━━ Given data ━━
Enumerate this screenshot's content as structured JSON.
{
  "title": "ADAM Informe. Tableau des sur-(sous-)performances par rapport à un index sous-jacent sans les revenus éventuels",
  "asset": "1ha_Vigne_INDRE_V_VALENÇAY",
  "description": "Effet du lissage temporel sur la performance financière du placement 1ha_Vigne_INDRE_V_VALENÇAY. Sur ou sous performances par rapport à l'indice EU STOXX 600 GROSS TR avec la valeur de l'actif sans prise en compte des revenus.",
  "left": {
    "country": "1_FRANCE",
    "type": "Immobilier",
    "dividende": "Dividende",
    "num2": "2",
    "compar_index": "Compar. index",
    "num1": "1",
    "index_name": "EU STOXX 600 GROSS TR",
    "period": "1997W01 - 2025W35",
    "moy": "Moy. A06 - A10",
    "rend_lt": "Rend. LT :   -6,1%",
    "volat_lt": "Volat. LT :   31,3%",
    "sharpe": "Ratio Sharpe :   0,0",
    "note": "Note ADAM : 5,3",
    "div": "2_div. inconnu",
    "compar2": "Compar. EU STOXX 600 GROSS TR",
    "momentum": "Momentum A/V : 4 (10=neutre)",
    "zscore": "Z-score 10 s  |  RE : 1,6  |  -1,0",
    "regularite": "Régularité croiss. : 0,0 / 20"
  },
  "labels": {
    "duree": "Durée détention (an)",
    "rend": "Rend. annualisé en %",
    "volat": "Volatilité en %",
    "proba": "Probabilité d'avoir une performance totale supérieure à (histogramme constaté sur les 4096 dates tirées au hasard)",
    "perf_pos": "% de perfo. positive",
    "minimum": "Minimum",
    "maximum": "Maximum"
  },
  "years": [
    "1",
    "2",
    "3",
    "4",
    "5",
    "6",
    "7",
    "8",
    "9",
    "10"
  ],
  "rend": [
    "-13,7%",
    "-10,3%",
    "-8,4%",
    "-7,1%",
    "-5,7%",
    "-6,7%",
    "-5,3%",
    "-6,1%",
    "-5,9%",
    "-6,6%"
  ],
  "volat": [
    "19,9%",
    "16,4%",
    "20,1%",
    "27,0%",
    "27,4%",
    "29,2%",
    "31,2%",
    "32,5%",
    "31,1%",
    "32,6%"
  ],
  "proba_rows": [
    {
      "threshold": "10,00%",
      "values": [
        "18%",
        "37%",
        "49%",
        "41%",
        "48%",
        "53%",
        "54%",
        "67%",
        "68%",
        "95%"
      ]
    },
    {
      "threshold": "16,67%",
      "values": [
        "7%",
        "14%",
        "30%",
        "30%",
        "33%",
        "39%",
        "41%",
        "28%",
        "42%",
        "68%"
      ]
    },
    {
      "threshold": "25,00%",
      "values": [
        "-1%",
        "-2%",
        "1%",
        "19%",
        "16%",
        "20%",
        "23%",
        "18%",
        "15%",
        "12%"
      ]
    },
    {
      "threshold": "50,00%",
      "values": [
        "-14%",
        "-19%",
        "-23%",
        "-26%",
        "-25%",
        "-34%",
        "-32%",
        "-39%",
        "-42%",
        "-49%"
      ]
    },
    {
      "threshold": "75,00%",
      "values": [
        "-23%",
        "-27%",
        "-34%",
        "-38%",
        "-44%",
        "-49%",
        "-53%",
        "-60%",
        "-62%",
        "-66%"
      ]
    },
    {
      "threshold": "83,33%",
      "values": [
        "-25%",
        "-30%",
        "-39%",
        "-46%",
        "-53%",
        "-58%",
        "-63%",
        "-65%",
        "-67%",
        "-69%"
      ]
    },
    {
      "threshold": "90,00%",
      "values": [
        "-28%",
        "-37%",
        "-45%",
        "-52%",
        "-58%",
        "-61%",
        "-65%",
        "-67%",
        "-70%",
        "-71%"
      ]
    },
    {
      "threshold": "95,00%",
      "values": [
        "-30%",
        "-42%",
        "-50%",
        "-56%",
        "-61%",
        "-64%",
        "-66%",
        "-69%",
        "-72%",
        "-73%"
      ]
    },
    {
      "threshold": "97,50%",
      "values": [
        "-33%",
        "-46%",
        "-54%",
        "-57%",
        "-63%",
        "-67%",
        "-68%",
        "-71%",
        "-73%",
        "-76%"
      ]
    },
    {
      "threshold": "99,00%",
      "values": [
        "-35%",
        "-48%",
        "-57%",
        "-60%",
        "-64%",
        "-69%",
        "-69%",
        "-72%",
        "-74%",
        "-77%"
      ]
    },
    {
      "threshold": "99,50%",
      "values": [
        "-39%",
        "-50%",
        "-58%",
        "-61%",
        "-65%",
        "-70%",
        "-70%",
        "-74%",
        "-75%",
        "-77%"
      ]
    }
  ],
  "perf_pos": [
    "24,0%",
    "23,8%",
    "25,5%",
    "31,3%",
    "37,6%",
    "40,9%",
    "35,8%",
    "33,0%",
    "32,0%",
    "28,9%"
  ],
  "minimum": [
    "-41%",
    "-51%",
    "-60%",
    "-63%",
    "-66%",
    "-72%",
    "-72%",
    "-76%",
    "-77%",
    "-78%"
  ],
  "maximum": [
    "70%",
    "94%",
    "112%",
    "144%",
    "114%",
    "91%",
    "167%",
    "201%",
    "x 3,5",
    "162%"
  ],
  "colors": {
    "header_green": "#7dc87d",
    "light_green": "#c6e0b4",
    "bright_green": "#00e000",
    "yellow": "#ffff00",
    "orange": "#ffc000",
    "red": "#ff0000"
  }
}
━━━
» **Exercise**
Return each entry from above without altering a single character.

» **Exercise result**
Enumerate this screenshot's content as structured JSON.
{
  "title": "ADAM Informe. Tableau des sur-(sous-)performances par rapport à un index sous-jacent sans les revenus éventuels",
  "asset": "1ha_Vigne_INDRE_V_VALENÇAY",
  "description": "Effet du lissage temporel sur la performance financière du placement 1ha_Vigne_INDRE_V_VALENÇAY. Sur ou sous performances par rapport à l'indice EU STOXX 600 GROSS TR avec la valeur de l'actif sans prise en compte des revenus.",
  "left": {
    "country": "1_FRANCE",
    "type": "Immobilier",
    "dividende": "Dividende",
    "num2": "2",
    "compar_index": "Compar. index",
    "num1": "1",
    "index_name": "EU STOXX 600 GROSS TR",
    "period": "1997W01 - 2025W35",
    "moy": "Moy. A06 - A10",
    "rend_lt": "Rend. LT :   -6,1%",
    "volat_lt": "Volat. LT :   31,3%",
    "sharpe": "Ratio Sharpe :   0,0",
    "note": "Note ADAM : 5,3",
    "div": "2_div. inconnu",
    "compar2": "Compar. EU STOXX 600 GROSS TR",
    "momentum": "Momentum A/V : 4 (10=neutre)",
    "zscore": "Z-score 10 s  |  RE : 1,6  |  -1,0",
    "regularite": "Régularité croiss. : 0,0 / 20"
  },
  "labels": {
    "duree": "Durée détention (an)",
    "rend": "Rend. annualisé en %",
    "volat": "Volatilité en %",
    "proba": "Probabilité d'avoir une performance totale supérieure à (histogramme constaté sur les 4096 dates tirées au hasard)",
    "perf_pos": "% de perfo. positive",
    "minimum": "Minimum",
    "maximum": "Maximum"
  },
  "years": [
    "1",
    "2",
    "3",
    "4",
    "5",
    "6",
    "7",
    "8",
    "9",
    "10"
  ],
  "rend": [
    "-13,7%",
    "-10,3%",
    "-8,4%",
    "-7,1%",
    "-5,7%",
    "-6,7%",
    "-5,3%",
    "-6,1%",
    "-5,9%",
    "-6,6%"
  ],
  "volat": [
    "19,9%",
    "16,4%",
    "20,1%",
    "27,0%",
    "27,4%",
    "29,2%",
    "31,2%",
    "32,5%",
    "31,1%",
    "32,6%"
  ],
  "proba_rows": [
    {
      "threshold": "10,00%",
      "values": [
        "18%",
        "37%",
        "49%",
        "41%",
        "48%",
        "53%",
        "54%",
        "67%",
        "68%",
        "95%"
      ]
    },
    {
      "threshold": "16,67%",
      "values": [
        "7%",
        "14%",
        "30%",
        "30%",
        "33%",
        "39%",
        "41%",
        "28%",
        "42%",
        "68%"
      ]
    },
    {
      "threshold": "25,00%",
      "values": [
        "-1%",
        "-2%",
        "1%",
        "19%",
        "16%",
        "20%",
        "23%",
        "18%",
        "15%",
        "12%"
      ]
    },
    {
      "threshold": "50,00%",
      "values": [
        "-14%",
        "-19%",
        "-23%",
        "-26%",
        "-25%",
        "-34%",
        "-32%",
        "-39%",
        "-42%",
        "-49%"
      ]
    },
    {
      "threshold": "75,00%",
      "values": [
        "-23%",
        "-27%",
        "-34%",
        "-38%",
        "-44%",
        "-49%",
        "-53%",
        "-60%",
        "-62%",
        "-66%"
      ]
    },
    {
      "threshold": "83,33%",
      "values": [
        "-25%",
        "-30%",
        "-39%",
        "-46%",
        "-53%",
        "-58%",
        "-63%",
        "-65%",
        "-67%",
        "-69%"
      ]
    },
    {
      "threshold": "90,00%",
      "values": [
        "-28%",
        "-37%",
        "-45%",
        "-52%",
        "-58%",
        "-61%",
        "-65%",
        "-67%",
        "-70%",
        "-71%"
      ]
    },
    {
      "threshold": "95,00%",
      "values": [
        "-30%",
        "-42%",
        "-50%",
        "-56%",
        "-61%",
        "-64%",
        "-66%",
        "-69%",
        "-72%",
        "-73%"
      ]
    },
    {
      "threshold": "97,50%",
      "values": [
        "-33%",
        "-46%",
        "-54%",
        "-57%",
        "-63%",
        "-67%",
        "-68%",
        "-71%",
        "-73%",
        "-76%"
      ]
    },
    {
      "threshold": "99,00%",
      "values": [
        "-35%",
        "-48%",
        "-57%",
        "-60%",
        "-64%",
        "-69%",
        "-69%",
        "-72%",
        "-74%",
        "-77%"
      ]
    },
    {
      "threshold": "99,50%",
      "values": [
        "-39%",
        "-50%",
        "-58%",
        "-61%",
        "-65%",
        "-70%",
        "-70%",
        "-74%",
        "-75%",
        "-77%"
      ]
    }
  ],
  "perf_pos": [
    "24,0%",
    "23,8%",
    "25,5%",
    "31,3%",
    "37,6%",
    "40,9%",
    "35,8%",
    "33,0%",
    "32,0%",
    "28,9%"
  ],
  "minimum": [
    "-41%",
    "-51%",
    "-60%",
    "-63%",
    "-66%",
    "-72%",
    "-72%",
    "-76%",
    "-77%",
    "-78%"
  ],
  "maximum": [
    "70%",
    "94%",
    "112%",
    "144%",
    "114%",
    "91%",
    "167%",
    "201%",
    "x 3,5",
    "162%"
  ],
  "colors": {
    "header_green": "#7dc87d",
    "light_green": "#c6e0b4",
    "bright_green": "#00e000",
    "yellow": "#ffff00",
    "orange": "#ffc000",
    "red": "#ff0000"
  }
}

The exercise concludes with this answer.